─── Listed entries

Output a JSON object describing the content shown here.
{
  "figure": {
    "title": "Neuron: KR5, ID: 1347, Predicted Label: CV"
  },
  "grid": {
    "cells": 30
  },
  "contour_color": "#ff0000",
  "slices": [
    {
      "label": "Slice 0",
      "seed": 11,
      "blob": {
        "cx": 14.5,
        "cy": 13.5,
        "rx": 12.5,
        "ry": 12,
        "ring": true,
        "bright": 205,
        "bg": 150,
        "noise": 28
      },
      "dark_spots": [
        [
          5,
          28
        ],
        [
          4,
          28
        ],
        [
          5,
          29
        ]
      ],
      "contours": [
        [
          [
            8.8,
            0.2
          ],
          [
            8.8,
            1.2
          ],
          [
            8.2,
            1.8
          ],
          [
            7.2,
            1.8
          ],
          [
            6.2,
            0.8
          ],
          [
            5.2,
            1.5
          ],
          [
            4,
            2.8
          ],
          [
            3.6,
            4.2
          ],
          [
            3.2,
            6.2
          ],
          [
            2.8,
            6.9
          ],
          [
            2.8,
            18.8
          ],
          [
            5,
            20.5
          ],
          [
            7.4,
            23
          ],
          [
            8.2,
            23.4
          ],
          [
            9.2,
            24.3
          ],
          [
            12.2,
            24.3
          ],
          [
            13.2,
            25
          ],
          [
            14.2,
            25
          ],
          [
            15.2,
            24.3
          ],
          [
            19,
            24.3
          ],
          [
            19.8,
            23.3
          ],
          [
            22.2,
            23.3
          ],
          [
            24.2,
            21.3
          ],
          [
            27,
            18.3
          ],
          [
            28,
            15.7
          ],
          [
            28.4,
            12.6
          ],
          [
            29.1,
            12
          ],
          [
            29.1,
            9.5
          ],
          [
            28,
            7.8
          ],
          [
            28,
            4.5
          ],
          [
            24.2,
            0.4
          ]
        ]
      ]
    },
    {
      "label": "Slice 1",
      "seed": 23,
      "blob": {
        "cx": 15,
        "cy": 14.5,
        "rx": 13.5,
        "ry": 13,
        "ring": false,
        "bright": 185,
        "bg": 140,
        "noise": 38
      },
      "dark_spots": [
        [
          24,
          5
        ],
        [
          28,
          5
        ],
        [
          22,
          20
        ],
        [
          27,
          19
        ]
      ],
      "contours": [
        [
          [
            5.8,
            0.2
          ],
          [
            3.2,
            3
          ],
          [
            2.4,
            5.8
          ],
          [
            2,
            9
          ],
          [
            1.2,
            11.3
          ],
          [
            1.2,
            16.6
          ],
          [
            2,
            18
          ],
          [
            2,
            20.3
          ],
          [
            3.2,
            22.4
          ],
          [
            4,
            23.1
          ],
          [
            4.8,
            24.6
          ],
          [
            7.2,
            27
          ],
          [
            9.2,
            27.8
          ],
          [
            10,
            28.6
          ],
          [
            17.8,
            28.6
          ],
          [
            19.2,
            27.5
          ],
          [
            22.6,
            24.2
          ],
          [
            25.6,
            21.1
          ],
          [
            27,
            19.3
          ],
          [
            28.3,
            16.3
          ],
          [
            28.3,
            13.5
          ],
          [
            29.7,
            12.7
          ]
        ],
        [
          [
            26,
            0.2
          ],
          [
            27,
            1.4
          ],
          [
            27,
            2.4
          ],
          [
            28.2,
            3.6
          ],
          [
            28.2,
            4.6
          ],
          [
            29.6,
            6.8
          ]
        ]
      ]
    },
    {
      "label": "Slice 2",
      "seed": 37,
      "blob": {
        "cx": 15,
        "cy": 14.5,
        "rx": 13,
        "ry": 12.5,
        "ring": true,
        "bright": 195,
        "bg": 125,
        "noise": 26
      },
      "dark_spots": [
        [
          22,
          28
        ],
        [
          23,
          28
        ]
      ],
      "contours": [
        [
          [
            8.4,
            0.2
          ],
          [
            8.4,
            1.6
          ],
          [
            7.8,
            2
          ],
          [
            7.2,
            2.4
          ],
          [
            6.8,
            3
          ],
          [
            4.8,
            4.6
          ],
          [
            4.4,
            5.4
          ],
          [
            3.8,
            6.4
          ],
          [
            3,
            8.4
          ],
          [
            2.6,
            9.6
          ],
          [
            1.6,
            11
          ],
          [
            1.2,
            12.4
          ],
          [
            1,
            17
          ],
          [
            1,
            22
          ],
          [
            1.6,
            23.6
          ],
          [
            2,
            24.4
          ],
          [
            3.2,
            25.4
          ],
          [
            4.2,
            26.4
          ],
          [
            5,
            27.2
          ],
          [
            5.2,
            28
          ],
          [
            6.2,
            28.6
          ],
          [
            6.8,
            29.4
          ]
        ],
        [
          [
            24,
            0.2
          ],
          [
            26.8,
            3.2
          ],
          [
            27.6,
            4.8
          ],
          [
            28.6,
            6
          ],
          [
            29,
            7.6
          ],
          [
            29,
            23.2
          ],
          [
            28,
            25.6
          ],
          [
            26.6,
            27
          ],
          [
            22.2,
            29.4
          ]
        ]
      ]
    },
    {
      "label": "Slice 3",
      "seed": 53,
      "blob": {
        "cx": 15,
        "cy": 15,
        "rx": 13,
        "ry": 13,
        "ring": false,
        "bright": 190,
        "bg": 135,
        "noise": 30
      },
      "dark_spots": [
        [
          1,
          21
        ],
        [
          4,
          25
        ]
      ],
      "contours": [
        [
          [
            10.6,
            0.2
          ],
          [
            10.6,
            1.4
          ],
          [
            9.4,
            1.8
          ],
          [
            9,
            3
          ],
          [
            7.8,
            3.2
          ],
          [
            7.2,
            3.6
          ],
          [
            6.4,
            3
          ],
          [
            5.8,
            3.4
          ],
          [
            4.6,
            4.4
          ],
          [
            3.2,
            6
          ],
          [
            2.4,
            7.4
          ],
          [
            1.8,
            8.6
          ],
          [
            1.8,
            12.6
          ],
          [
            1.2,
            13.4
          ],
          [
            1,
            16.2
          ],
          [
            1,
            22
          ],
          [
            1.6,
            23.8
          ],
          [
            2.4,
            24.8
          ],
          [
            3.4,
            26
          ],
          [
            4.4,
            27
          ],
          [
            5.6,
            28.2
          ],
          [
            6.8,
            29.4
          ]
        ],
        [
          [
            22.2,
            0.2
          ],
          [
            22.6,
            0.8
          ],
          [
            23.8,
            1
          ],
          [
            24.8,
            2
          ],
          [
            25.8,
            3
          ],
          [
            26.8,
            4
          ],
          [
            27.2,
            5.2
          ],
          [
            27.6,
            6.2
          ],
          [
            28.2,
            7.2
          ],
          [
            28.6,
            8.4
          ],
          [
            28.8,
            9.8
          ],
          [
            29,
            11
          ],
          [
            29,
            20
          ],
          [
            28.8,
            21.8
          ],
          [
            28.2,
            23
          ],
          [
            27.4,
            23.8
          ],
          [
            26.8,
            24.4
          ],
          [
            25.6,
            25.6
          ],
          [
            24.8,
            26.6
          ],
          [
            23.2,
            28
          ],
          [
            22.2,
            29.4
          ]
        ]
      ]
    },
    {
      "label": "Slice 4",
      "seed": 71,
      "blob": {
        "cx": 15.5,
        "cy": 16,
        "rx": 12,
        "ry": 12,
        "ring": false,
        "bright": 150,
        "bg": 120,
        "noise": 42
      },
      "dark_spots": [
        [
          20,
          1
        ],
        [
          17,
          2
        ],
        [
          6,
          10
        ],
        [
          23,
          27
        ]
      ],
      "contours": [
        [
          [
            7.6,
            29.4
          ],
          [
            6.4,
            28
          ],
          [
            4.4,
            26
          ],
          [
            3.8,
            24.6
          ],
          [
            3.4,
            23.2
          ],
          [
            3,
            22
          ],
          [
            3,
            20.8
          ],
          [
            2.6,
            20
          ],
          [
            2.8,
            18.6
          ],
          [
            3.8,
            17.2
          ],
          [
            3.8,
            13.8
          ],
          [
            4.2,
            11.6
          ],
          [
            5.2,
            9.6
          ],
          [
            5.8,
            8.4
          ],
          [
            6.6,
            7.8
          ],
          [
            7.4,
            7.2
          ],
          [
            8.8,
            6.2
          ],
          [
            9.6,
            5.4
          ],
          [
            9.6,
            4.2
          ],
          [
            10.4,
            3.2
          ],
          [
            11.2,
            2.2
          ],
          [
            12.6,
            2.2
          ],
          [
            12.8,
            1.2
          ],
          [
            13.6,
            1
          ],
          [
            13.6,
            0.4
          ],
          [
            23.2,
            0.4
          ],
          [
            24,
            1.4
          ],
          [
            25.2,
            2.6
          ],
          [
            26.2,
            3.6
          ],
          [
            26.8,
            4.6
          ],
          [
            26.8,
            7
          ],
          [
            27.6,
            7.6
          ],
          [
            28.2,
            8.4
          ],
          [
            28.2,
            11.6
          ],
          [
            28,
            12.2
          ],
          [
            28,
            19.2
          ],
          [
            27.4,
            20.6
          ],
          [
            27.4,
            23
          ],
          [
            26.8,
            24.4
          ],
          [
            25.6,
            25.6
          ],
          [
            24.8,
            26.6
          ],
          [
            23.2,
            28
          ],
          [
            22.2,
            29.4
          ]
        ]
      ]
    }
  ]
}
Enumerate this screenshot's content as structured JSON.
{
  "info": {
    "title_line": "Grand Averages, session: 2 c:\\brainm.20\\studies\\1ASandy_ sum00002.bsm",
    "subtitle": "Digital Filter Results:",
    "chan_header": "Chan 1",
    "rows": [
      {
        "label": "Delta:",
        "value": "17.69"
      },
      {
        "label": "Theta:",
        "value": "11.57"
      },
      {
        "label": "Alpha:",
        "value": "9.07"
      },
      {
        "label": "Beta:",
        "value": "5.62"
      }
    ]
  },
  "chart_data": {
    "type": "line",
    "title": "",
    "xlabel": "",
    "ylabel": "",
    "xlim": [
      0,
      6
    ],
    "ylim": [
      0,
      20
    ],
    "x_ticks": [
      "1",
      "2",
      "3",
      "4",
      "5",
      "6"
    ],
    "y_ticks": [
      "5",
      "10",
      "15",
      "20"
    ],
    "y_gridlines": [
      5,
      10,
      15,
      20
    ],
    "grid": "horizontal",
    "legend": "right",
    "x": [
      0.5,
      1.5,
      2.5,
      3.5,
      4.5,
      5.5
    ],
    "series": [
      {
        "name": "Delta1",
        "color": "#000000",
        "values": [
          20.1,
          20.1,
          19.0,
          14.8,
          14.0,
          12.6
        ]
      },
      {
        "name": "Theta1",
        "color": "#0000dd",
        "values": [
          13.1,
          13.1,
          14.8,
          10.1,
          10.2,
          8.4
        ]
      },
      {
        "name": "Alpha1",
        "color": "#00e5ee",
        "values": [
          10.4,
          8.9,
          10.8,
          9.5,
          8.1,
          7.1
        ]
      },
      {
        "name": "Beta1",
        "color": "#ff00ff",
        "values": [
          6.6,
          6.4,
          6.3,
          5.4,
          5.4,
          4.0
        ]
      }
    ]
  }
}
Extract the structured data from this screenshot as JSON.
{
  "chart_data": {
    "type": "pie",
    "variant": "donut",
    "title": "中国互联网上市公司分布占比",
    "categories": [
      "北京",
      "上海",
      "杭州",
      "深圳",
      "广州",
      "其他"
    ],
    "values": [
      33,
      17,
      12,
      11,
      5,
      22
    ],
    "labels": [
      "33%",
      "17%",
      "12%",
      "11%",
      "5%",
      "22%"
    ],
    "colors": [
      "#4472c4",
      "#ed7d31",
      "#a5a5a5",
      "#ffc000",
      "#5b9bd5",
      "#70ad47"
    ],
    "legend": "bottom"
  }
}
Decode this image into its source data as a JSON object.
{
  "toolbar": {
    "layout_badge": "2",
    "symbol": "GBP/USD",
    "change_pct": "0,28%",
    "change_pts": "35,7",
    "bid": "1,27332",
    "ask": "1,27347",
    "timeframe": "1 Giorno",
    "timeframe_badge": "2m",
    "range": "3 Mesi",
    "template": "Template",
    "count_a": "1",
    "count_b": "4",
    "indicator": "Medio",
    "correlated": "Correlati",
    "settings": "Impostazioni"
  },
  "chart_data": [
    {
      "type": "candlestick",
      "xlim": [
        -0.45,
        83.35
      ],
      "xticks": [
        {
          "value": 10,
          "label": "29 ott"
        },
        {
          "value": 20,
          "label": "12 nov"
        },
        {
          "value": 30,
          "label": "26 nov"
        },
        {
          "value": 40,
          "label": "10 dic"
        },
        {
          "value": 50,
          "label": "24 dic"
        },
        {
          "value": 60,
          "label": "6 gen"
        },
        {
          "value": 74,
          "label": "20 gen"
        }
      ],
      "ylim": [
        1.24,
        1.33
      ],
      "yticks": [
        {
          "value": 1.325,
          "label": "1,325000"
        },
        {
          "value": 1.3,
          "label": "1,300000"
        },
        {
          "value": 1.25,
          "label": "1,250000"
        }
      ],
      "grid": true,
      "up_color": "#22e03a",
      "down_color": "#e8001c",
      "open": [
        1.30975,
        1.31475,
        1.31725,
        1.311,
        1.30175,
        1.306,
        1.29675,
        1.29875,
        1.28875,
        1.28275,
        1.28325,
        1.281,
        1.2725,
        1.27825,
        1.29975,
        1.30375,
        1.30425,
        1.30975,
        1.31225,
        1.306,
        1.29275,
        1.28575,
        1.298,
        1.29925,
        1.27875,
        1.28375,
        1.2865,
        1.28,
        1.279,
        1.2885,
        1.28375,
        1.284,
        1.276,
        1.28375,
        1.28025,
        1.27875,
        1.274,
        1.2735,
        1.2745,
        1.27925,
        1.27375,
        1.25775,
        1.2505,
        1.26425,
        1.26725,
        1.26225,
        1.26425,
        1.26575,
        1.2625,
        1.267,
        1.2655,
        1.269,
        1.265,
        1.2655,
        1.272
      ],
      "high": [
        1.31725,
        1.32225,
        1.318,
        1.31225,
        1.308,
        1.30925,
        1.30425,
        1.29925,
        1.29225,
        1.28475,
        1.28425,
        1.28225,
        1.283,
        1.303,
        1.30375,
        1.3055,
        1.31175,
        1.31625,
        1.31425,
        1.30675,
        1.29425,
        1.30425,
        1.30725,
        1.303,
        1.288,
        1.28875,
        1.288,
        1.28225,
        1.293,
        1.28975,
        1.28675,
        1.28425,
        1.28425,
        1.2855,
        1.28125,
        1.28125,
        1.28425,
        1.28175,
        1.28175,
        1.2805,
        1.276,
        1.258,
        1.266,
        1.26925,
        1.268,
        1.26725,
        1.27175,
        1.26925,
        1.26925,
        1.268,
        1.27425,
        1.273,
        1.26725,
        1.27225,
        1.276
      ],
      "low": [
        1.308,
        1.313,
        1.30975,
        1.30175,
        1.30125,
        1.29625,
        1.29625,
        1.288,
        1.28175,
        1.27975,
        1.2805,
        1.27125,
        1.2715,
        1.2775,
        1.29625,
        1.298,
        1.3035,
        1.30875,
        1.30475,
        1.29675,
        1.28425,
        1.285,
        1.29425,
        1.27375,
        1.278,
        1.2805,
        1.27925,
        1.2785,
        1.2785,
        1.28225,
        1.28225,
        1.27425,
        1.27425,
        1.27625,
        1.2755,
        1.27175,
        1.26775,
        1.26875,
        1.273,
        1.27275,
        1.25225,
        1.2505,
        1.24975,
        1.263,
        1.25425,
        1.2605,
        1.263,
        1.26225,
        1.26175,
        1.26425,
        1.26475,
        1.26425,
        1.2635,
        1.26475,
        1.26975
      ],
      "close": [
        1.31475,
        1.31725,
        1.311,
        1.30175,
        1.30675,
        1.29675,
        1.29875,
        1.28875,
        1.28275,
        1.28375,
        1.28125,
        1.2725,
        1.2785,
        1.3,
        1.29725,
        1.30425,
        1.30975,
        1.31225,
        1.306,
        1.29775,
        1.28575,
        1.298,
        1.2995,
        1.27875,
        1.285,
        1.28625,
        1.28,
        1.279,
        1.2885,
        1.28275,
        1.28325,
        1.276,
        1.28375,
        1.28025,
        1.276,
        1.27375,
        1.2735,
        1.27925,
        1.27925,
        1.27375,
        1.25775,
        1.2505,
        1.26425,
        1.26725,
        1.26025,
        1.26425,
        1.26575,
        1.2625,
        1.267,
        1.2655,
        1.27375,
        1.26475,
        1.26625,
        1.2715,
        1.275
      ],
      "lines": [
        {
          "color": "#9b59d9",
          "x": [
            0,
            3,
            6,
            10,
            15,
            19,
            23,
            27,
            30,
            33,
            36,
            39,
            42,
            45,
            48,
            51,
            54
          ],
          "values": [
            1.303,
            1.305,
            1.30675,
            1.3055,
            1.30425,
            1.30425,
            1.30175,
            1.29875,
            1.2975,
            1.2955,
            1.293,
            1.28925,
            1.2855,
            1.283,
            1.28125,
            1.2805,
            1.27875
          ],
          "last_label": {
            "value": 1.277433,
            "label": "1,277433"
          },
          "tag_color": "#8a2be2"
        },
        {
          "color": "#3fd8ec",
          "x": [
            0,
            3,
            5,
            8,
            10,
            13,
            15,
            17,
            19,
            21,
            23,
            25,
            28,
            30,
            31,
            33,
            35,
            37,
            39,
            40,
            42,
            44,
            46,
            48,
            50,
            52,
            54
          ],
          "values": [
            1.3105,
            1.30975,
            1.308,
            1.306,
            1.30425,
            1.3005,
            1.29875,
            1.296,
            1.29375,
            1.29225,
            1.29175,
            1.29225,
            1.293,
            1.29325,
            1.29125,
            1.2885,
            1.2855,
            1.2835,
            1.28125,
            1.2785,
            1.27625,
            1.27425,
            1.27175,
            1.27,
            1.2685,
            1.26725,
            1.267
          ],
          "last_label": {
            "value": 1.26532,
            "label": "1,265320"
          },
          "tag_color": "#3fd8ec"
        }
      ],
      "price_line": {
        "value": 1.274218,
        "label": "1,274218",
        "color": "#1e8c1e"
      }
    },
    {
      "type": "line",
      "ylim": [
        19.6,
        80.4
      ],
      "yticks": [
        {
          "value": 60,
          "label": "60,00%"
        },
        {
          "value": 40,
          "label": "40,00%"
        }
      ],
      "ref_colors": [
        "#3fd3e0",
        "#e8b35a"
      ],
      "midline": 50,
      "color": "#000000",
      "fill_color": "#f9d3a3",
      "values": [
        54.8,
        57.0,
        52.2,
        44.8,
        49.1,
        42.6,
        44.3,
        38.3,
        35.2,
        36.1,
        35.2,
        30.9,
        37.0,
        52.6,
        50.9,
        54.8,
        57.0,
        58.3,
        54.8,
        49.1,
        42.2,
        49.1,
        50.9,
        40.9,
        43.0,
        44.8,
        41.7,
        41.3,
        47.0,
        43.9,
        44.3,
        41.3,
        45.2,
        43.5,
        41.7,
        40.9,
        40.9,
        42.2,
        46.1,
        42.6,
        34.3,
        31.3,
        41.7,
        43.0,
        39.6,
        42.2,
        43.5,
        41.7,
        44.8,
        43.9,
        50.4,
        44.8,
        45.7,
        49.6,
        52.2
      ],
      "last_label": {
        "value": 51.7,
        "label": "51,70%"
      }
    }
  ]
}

──────

## What needs to be done
Which lines hold the word "name"? Return all of them from the records above.

## Written response
        "name": "Delta1",
        "name": "Theta1",
        "name": "Alpha1",
        "name": "Beta1",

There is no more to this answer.